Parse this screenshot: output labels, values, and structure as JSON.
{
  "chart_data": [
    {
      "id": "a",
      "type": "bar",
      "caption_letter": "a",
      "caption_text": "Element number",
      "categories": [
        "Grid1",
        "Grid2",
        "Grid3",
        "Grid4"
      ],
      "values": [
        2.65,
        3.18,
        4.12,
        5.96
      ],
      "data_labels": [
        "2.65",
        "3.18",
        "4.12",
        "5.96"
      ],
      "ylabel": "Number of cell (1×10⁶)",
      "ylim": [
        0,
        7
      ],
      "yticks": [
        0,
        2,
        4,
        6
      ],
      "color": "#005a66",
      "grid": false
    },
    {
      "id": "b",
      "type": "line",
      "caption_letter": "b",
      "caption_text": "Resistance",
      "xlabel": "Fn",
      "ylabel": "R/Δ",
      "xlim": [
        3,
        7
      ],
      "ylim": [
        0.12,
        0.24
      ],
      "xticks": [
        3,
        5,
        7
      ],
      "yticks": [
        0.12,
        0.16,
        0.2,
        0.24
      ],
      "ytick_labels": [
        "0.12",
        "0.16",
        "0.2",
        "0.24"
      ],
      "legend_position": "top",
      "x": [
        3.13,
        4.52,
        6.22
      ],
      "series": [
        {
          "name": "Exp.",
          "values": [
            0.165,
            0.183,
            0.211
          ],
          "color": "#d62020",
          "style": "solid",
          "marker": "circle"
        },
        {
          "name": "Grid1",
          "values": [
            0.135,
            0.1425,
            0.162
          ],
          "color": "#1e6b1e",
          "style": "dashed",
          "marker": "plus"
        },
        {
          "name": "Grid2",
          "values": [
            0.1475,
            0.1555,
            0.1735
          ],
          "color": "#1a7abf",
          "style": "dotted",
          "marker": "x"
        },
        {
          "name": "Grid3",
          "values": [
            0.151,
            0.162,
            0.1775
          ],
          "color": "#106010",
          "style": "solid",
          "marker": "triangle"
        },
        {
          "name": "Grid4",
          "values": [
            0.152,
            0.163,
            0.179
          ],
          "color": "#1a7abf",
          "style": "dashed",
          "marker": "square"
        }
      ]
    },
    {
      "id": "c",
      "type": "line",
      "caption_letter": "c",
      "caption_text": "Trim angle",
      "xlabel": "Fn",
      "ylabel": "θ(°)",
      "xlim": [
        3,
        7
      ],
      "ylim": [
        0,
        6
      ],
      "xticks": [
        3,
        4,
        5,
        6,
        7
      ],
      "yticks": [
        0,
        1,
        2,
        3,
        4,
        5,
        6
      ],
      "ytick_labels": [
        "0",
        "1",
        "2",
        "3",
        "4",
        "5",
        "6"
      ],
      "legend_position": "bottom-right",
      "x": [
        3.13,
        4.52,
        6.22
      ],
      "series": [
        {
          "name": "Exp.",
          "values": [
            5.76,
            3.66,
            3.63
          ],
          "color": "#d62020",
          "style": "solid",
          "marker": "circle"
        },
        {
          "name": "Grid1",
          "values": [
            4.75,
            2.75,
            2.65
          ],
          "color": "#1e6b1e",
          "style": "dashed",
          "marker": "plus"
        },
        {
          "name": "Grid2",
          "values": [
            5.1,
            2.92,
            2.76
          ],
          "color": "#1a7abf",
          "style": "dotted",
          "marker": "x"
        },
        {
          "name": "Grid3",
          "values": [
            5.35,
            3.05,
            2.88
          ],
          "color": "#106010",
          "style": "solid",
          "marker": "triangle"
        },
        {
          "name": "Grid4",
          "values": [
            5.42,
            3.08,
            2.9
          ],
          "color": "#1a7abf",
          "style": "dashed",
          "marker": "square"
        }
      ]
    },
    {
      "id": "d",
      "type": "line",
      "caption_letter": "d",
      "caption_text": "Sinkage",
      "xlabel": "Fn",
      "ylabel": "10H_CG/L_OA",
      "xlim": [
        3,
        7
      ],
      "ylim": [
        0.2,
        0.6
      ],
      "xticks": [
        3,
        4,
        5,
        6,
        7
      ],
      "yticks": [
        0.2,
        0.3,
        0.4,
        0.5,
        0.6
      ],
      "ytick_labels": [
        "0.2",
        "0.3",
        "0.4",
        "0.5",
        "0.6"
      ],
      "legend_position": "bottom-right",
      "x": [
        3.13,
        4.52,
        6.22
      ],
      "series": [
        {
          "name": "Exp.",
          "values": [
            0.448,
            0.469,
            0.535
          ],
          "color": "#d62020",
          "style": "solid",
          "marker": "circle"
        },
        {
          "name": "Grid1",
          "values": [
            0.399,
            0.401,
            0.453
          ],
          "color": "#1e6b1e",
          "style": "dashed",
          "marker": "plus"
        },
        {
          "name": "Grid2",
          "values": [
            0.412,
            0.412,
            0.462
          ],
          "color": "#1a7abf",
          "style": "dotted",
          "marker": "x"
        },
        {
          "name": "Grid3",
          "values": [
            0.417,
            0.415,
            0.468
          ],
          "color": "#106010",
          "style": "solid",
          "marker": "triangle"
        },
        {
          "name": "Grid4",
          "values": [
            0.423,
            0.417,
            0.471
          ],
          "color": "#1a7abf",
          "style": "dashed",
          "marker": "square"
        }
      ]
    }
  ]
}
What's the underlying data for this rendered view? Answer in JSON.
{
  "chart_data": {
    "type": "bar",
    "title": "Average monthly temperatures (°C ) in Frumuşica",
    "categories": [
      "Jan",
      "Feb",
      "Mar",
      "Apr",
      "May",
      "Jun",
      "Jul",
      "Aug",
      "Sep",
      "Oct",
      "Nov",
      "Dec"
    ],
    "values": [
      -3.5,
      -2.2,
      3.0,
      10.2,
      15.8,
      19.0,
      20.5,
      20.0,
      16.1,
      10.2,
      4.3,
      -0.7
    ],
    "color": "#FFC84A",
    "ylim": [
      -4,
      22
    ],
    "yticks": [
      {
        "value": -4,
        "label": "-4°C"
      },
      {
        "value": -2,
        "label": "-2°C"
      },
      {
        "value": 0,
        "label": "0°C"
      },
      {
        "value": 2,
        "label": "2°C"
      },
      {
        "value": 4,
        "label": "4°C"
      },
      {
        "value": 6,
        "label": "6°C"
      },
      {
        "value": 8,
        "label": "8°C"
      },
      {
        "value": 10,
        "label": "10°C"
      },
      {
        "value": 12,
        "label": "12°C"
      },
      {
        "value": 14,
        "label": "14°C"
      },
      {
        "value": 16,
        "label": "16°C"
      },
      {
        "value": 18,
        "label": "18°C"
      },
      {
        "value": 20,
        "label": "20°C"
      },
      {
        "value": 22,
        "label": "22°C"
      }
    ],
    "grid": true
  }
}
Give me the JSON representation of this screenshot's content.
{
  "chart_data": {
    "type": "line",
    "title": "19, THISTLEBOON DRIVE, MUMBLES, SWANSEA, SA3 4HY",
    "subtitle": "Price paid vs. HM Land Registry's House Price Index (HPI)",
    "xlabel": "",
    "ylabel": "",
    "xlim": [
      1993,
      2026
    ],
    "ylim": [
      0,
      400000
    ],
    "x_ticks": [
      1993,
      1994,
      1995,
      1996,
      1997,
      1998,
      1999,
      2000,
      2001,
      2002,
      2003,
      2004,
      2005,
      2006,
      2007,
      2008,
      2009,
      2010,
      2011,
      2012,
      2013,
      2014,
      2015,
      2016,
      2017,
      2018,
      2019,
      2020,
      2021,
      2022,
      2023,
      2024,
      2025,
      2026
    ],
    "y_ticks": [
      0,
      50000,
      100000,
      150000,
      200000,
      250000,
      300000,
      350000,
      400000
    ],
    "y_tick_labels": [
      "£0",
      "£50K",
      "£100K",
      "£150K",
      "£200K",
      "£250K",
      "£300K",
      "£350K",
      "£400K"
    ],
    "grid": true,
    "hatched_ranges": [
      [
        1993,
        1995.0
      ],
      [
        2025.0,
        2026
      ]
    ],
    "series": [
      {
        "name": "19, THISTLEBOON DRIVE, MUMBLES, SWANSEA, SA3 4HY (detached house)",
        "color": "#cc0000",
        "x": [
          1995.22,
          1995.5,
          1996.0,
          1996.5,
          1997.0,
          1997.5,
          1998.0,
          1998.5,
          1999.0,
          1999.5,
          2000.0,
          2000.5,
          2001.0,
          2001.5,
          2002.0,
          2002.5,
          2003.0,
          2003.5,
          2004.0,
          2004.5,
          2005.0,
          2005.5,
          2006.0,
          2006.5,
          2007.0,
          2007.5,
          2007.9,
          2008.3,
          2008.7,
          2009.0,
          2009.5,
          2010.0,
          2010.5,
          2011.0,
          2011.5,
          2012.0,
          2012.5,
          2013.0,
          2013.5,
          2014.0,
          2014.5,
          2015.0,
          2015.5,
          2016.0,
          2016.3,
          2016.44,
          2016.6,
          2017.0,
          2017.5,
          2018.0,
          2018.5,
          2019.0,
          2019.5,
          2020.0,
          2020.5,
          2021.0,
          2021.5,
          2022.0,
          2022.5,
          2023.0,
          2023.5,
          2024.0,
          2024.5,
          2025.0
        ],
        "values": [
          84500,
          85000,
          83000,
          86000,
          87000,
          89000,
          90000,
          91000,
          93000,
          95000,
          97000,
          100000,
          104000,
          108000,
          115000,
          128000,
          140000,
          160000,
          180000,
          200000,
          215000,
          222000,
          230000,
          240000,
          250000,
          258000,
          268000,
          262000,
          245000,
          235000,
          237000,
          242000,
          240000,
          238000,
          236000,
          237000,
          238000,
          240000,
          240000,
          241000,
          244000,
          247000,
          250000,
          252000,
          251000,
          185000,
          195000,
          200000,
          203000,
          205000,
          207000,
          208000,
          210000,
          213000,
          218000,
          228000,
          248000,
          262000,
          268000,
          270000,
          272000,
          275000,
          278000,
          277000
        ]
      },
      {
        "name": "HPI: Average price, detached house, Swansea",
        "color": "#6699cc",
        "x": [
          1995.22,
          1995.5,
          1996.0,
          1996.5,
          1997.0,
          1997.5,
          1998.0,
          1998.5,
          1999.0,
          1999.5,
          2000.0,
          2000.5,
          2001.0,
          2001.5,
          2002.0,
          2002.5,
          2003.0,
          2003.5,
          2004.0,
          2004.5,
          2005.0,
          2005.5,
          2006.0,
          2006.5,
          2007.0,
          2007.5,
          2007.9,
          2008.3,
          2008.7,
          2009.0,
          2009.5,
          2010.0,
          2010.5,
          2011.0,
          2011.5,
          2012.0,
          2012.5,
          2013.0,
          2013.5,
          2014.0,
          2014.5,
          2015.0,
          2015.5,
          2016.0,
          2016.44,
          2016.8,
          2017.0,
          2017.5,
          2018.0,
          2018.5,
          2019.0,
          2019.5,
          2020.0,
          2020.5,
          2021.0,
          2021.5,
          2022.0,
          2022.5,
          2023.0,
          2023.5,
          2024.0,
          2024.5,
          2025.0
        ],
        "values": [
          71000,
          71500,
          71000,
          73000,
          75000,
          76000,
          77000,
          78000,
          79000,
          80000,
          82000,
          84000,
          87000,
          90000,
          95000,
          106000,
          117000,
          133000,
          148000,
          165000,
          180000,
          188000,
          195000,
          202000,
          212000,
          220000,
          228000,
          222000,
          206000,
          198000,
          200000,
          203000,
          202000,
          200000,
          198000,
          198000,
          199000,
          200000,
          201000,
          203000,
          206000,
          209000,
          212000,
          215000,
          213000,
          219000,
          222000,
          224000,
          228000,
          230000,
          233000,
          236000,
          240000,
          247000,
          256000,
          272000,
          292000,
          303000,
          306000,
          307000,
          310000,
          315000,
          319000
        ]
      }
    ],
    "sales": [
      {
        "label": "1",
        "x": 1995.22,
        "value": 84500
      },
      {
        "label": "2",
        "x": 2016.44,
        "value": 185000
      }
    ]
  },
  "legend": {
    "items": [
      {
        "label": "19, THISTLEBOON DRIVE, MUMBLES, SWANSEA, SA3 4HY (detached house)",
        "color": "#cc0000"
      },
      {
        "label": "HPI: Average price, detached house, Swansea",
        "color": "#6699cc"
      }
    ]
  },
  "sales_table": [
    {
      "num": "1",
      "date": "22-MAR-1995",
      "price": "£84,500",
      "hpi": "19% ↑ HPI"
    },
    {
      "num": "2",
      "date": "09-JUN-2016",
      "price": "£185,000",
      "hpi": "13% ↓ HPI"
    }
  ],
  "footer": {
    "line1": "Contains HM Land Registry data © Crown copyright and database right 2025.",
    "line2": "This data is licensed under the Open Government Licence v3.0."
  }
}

» **WORK TO COMPLETE**: Out of the records, collect only those lines that contain the string "screenshot".

» **TASK RESPONSE**:
Parse this screenshot: output labels, values, and structure as JSON.
Give me the JSON representation of this screenshot's content.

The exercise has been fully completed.